--- Start of Records to use ---
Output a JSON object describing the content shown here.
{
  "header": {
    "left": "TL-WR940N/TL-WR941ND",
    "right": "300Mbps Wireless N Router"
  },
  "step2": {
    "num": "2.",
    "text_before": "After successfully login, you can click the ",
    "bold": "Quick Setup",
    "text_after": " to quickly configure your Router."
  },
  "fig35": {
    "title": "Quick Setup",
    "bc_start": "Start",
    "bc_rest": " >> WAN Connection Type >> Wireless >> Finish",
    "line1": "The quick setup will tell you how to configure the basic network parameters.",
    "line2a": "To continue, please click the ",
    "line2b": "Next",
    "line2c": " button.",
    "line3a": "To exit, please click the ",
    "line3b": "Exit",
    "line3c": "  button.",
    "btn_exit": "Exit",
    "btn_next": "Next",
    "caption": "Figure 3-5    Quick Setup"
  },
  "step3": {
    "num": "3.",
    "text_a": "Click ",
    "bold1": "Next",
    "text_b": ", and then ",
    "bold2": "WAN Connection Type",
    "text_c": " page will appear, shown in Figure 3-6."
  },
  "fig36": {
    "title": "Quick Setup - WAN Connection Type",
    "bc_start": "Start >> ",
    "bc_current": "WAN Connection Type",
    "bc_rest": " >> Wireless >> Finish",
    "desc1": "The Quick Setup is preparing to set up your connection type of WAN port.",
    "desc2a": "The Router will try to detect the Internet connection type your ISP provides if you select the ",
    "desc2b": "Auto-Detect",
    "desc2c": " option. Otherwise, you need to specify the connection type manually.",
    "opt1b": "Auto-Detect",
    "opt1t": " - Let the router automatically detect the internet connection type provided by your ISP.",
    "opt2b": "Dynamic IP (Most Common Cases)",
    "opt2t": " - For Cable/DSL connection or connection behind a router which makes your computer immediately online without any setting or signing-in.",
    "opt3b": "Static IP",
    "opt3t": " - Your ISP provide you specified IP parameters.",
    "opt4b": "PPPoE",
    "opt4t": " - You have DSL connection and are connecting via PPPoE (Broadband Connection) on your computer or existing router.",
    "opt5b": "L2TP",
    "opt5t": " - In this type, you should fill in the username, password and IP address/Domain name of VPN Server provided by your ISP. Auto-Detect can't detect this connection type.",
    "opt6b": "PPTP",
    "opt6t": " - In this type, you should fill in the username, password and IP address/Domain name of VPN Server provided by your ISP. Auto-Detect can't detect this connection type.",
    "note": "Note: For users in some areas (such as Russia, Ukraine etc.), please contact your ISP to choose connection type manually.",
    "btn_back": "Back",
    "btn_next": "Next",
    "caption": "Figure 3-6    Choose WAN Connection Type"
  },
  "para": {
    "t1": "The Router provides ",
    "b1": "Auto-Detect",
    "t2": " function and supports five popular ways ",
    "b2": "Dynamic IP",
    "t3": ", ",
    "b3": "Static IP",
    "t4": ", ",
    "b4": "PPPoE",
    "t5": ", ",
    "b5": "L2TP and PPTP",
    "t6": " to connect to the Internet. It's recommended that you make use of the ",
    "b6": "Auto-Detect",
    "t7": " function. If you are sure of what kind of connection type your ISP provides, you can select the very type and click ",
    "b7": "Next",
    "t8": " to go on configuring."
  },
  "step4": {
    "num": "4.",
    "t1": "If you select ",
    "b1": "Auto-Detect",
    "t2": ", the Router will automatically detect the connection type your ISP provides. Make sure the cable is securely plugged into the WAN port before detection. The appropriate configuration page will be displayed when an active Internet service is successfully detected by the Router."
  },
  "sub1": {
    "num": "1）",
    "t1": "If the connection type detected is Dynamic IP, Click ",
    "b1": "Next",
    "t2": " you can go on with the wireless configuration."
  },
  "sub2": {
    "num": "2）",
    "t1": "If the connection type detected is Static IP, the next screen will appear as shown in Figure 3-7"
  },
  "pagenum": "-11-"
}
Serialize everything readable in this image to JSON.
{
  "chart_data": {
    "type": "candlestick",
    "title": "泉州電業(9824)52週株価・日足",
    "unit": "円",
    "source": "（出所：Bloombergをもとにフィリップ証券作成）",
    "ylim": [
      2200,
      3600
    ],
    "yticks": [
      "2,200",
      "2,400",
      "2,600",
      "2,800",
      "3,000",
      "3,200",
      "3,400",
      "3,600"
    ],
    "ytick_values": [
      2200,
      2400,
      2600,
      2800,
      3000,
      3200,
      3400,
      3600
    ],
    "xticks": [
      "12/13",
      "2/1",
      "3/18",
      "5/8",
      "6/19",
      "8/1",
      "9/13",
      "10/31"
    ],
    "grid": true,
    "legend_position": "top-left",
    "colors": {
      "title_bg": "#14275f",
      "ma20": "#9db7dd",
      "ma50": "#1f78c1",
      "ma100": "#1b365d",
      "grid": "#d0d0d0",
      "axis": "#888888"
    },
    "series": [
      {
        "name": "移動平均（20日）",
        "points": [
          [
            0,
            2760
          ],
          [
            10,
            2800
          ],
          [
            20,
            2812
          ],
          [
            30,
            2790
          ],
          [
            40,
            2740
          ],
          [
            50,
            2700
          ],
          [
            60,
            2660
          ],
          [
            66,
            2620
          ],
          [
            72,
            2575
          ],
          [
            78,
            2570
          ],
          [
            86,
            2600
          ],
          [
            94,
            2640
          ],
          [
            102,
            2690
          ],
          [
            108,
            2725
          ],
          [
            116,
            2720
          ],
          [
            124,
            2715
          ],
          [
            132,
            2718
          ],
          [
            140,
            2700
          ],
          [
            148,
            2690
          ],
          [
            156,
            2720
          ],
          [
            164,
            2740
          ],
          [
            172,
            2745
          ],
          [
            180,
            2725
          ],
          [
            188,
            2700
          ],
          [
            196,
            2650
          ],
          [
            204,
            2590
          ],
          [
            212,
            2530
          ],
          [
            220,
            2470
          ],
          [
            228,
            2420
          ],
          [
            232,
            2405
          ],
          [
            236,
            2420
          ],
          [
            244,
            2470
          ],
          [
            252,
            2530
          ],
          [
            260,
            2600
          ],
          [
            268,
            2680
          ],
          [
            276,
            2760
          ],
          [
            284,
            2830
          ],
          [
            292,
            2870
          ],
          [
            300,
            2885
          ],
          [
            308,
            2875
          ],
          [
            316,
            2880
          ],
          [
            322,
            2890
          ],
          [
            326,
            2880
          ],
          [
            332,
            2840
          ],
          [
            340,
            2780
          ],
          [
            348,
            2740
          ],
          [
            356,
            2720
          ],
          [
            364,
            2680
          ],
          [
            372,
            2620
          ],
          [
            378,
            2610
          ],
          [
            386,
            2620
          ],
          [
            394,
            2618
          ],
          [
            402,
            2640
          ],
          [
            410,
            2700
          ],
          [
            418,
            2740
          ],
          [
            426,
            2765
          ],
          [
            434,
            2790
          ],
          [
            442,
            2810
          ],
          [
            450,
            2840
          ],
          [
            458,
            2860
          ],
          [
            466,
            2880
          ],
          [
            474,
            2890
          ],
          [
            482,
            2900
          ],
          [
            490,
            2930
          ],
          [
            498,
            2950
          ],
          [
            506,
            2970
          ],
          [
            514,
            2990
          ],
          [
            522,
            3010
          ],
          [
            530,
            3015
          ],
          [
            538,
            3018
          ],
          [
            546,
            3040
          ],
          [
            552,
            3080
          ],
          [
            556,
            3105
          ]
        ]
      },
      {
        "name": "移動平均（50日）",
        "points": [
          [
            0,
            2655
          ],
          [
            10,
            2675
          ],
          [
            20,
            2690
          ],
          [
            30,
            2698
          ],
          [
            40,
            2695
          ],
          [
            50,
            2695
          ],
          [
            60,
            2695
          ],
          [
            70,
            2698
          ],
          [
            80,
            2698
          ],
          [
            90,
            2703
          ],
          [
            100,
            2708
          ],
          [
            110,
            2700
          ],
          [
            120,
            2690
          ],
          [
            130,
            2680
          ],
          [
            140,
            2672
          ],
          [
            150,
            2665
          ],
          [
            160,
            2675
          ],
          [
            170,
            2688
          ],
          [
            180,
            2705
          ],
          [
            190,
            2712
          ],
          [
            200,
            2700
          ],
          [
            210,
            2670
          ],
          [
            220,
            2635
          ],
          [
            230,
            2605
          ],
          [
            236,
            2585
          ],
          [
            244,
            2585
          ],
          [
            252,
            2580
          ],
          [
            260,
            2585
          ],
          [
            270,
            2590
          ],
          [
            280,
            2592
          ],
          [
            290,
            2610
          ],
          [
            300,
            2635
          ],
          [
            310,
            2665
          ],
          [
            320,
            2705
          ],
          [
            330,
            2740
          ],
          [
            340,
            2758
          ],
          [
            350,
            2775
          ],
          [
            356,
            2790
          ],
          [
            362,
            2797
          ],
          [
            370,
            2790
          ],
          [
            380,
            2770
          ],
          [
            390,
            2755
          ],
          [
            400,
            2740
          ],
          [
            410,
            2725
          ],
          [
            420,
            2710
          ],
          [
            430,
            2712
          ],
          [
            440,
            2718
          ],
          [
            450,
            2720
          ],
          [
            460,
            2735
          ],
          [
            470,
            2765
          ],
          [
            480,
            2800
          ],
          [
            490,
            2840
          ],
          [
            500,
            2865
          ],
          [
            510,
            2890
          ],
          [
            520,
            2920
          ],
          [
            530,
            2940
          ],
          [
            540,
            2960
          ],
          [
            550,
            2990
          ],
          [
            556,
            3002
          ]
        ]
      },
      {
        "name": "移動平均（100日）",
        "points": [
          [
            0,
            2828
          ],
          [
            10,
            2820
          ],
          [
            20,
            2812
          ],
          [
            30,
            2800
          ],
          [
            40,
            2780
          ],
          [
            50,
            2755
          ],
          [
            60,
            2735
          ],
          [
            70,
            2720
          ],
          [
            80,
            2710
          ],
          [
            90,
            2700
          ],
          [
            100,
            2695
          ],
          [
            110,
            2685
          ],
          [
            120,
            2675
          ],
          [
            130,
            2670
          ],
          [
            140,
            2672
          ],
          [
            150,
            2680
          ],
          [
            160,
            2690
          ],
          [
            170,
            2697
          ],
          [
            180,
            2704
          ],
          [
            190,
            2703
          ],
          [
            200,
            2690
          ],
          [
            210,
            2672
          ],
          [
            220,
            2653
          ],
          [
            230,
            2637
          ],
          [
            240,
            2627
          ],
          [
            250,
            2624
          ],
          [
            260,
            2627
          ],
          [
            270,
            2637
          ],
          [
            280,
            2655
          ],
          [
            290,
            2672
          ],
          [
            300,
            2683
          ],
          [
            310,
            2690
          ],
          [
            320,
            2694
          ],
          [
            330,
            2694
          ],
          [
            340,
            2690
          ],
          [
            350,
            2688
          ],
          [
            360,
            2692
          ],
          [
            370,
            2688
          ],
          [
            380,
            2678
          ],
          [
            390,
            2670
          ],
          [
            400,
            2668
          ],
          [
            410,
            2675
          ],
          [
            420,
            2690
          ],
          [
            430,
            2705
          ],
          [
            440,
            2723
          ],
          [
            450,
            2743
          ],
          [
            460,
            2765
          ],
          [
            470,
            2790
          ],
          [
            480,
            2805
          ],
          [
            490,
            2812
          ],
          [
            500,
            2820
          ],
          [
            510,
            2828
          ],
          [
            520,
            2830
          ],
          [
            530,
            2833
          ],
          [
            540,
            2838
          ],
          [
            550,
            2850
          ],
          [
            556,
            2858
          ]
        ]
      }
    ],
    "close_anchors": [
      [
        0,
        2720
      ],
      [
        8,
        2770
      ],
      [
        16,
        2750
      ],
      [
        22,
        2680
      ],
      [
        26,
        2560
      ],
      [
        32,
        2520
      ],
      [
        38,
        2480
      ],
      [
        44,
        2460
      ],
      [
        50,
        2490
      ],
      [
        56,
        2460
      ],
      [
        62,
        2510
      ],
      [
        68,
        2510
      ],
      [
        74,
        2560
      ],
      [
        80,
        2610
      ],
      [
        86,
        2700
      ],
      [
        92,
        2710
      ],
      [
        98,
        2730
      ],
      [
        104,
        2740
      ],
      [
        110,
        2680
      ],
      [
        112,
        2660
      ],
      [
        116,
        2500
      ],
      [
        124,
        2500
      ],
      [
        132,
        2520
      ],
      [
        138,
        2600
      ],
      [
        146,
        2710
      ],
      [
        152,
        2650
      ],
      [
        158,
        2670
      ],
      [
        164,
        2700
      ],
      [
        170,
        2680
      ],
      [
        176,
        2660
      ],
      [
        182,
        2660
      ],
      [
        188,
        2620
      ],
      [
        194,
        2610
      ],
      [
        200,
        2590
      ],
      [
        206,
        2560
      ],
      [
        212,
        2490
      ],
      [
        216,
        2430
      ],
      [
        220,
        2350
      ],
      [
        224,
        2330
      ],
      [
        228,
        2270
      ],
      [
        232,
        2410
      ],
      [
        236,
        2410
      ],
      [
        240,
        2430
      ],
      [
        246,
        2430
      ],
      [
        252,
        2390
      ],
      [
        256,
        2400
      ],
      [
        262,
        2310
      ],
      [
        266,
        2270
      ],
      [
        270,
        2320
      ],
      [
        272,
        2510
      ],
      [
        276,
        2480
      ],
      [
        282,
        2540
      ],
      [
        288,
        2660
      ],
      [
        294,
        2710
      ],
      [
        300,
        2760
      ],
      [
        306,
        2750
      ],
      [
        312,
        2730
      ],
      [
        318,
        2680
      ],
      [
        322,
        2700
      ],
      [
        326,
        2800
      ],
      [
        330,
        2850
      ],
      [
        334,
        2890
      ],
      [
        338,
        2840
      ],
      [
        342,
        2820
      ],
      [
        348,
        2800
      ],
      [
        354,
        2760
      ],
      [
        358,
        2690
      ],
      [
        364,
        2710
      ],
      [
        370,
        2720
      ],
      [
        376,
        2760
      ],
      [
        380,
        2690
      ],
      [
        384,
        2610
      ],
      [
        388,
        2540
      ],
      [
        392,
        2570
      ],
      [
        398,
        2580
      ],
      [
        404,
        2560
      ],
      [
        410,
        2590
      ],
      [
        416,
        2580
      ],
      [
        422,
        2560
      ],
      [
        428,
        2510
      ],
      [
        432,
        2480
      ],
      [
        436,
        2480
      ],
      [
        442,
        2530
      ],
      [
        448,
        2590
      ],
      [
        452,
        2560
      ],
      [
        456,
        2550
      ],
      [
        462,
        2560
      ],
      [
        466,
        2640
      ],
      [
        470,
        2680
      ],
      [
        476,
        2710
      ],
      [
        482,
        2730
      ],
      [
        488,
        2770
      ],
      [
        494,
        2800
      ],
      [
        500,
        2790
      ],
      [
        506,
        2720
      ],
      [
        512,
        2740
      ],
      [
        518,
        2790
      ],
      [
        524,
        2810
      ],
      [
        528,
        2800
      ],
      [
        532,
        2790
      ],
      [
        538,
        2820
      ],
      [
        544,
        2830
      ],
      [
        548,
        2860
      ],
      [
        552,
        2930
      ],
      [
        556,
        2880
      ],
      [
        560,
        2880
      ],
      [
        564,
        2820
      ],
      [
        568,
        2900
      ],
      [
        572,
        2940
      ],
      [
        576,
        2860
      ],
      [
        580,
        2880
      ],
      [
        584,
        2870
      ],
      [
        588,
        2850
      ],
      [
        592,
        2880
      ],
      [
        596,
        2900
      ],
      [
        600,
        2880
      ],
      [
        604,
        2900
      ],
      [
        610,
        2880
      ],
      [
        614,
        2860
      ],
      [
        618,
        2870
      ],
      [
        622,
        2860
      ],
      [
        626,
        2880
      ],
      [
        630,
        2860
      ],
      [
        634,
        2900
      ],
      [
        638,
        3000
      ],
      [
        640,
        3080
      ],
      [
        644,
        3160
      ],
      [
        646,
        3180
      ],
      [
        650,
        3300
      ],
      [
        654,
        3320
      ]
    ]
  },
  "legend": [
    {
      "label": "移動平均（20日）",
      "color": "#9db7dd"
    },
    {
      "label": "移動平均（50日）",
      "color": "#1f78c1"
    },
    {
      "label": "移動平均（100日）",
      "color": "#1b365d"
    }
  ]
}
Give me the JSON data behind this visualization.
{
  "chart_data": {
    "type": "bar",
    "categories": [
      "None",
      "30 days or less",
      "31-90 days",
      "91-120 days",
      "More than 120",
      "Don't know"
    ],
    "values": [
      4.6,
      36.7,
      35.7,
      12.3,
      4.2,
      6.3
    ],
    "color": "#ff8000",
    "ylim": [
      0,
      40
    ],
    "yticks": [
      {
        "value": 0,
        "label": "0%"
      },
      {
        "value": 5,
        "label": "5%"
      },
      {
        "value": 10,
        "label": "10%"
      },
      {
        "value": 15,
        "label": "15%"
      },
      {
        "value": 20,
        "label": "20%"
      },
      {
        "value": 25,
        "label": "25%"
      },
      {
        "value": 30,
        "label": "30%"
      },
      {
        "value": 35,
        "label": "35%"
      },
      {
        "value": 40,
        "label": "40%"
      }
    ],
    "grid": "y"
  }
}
--- End of Records to use ---
Filter the records, keeping only lines that contain "Finish", and show those lines.

    "bc_rest": " >> WAN Connection Type >> Wireless >> Finish",
    "bc_rest": " >> Wireless >> Finish",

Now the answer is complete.